Supplied entries:
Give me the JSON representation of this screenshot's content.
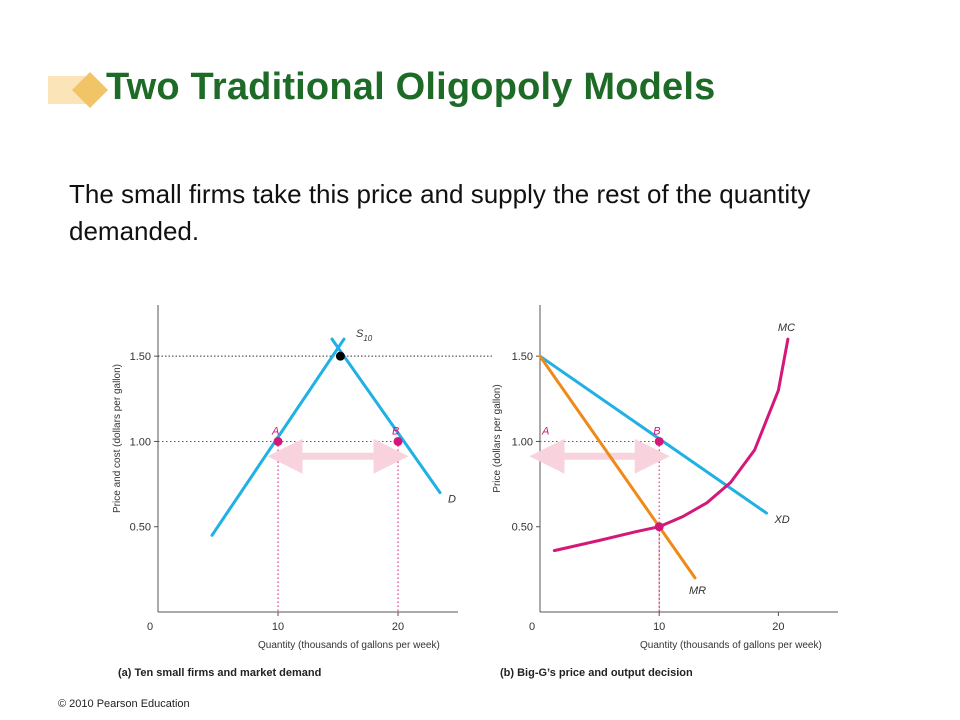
{
  "slide": {
    "title": "Two Traditional Oligopoly Models",
    "body": "The small firms take this price and supply the rest of the quantity demanded.",
    "copyright": "© 2010 Pearson Education"
  },
  "colors": {
    "title": "#1e6b27",
    "marker_light": "#fbe5b8",
    "marker_dark": "#f2c468",
    "blue": "#1fb1e6",
    "magenta": "#d4187a",
    "orange": "#ef8a17",
    "arrow": "#f8d3de",
    "dotted_black": "#333333"
  },
  "chart_data": [
    {
      "type": "line",
      "caption": "(a) Ten small firms and market demand",
      "xlabel": "Quantity (thousands of gallons per week)",
      "ylabel": "Price and cost (dollars per gallon)",
      "xlim": [
        0,
        25
      ],
      "ylim": [
        0,
        1.8
      ],
      "x_ticks": [
        "0",
        "10",
        "20"
      ],
      "y_ticks": [
        "0.50",
        "1.00",
        "1.50"
      ],
      "series": [
        {
          "name": "S10",
          "label_main": "S",
          "label_sub": "10",
          "color": "blue",
          "points": [
            [
              4.5,
              0.45
            ],
            [
              15.5,
              1.6
            ]
          ]
        },
        {
          "name": "D",
          "label_main": "D",
          "color": "blue",
          "points": [
            [
              14.5,
              1.6
            ],
            [
              23.5,
              0.7
            ]
          ]
        }
      ],
      "points": [
        {
          "label": "",
          "x": 15.2,
          "y": 1.5,
          "color": "#000000"
        },
        {
          "label": "A",
          "x": 10,
          "y": 1.0,
          "color": "magenta"
        },
        {
          "label": "B",
          "x": 20,
          "y": 1.0,
          "color": "magenta"
        }
      ],
      "arrow": {
        "x_from": 10,
        "x_to": 20,
        "y": 0.96
      }
    },
    {
      "type": "line",
      "caption": "(b) Big-G’s price and output decision",
      "xlabel": "Quantity (thousands of gallons per week)",
      "ylabel": "Price (dollars per gallon)",
      "xlim": [
        0,
        25
      ],
      "ylim": [
        0,
        1.8
      ],
      "x_ticks": [
        "0",
        "10",
        "20"
      ],
      "y_ticks": [
        "0.50",
        "1.00",
        "1.50"
      ],
      "series": [
        {
          "name": "XD",
          "label_main": "XD",
          "color": "blue",
          "points": [
            [
              0,
              1.5
            ],
            [
              19,
              0.58
            ]
          ]
        },
        {
          "name": "MR",
          "label_main": "MR",
          "color": "orange",
          "points": [
            [
              0,
              1.5
            ],
            [
              13,
              0.2
            ]
          ]
        },
        {
          "name": "MC",
          "label_main": "MC",
          "color": "magenta",
          "points": [
            [
              1.2,
              0.36
            ],
            [
              5,
              0.42
            ],
            [
              8,
              0.47
            ],
            [
              10,
              0.5
            ],
            [
              12,
              0.56
            ],
            [
              14,
              0.64
            ],
            [
              16,
              0.76
            ],
            [
              18,
              0.95
            ],
            [
              20,
              1.3
            ],
            [
              20.8,
              1.6
            ]
          ]
        }
      ],
      "points": [
        {
          "label": "A",
          "x": 0,
          "y": 1.0,
          "color": "none"
        },
        {
          "label": "B",
          "x": 10,
          "y": 1.0,
          "color": "magenta"
        },
        {
          "label": "",
          "x": 10,
          "y": 0.5,
          "color": "magenta"
        }
      ],
      "arrow": {
        "x_from": 0,
        "x_to": 10,
        "y": 0.96
      }
    }
  ]
}
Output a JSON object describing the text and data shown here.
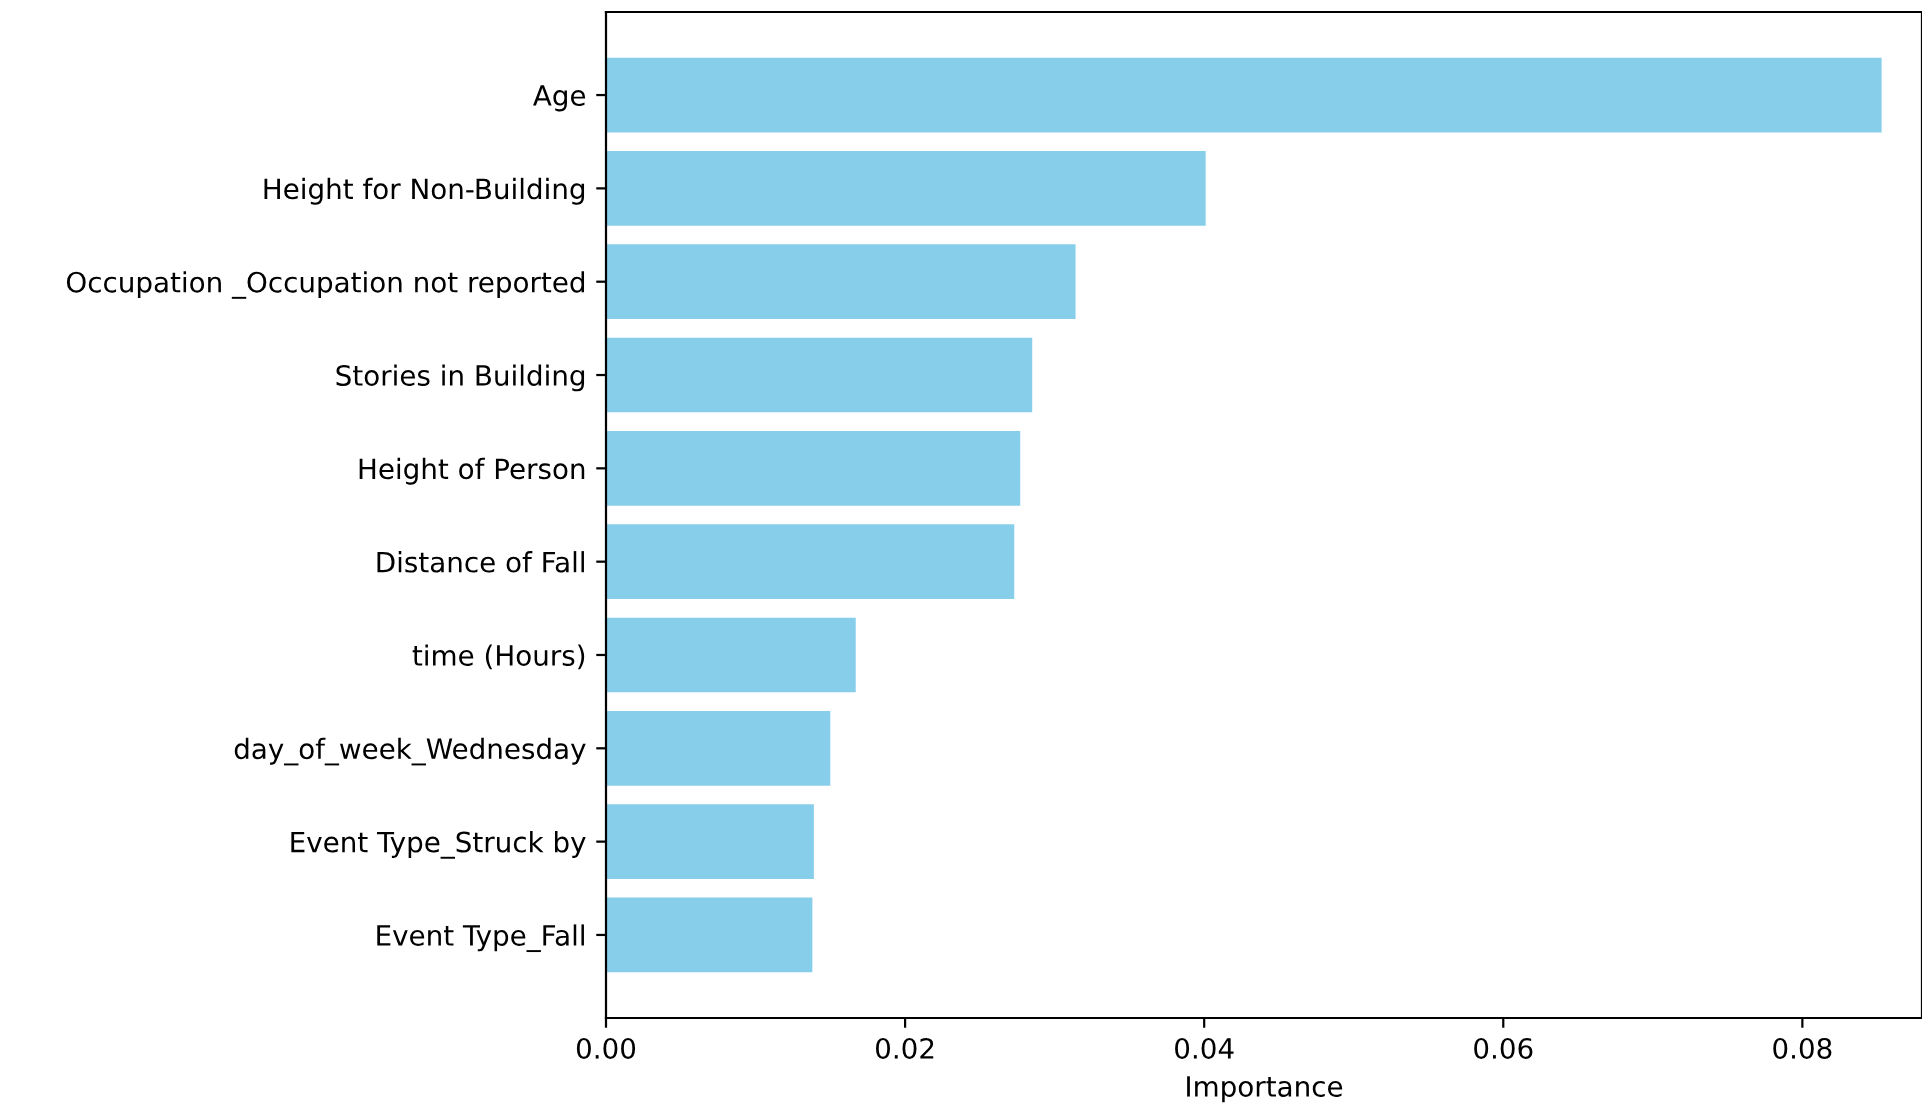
{
  "chart_data": {
    "type": "bar",
    "orientation": "horizontal",
    "xlabel": "Importance",
    "categories": [
      "Age",
      "Height for Non-Building",
      "Occupation _Occupation not reported",
      "Stories in Building",
      "Height of Person",
      "Distance of Fall",
      "time (Hours)",
      "day_of_week_Wednesday",
      "Event Type_Struck by",
      "Event Type_Fall"
    ],
    "values": [
      0.0853,
      0.0401,
      0.0314,
      0.0285,
      0.0277,
      0.0273,
      0.0167,
      0.015,
      0.0139,
      0.0138
    ],
    "color": "#87ceeb",
    "xlim": [
      0,
      0.088
    ],
    "xticks": [
      {
        "value": 0,
        "label": "0.00"
      },
      {
        "value": 0.02,
        "label": "0.02"
      },
      {
        "value": 0.04,
        "label": "0.04"
      },
      {
        "value": 0.06,
        "label": "0.06"
      },
      {
        "value": 0.08,
        "label": "0.08"
      }
    ],
    "grid": false
  }
}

Task objective: Locate the lines above that contain "ylabel" and copy them.

Response to this exercise:
      "ylabel": "Price and cost (dollars per gallon)",
      "ylabel": "Price (dollars per gallon)",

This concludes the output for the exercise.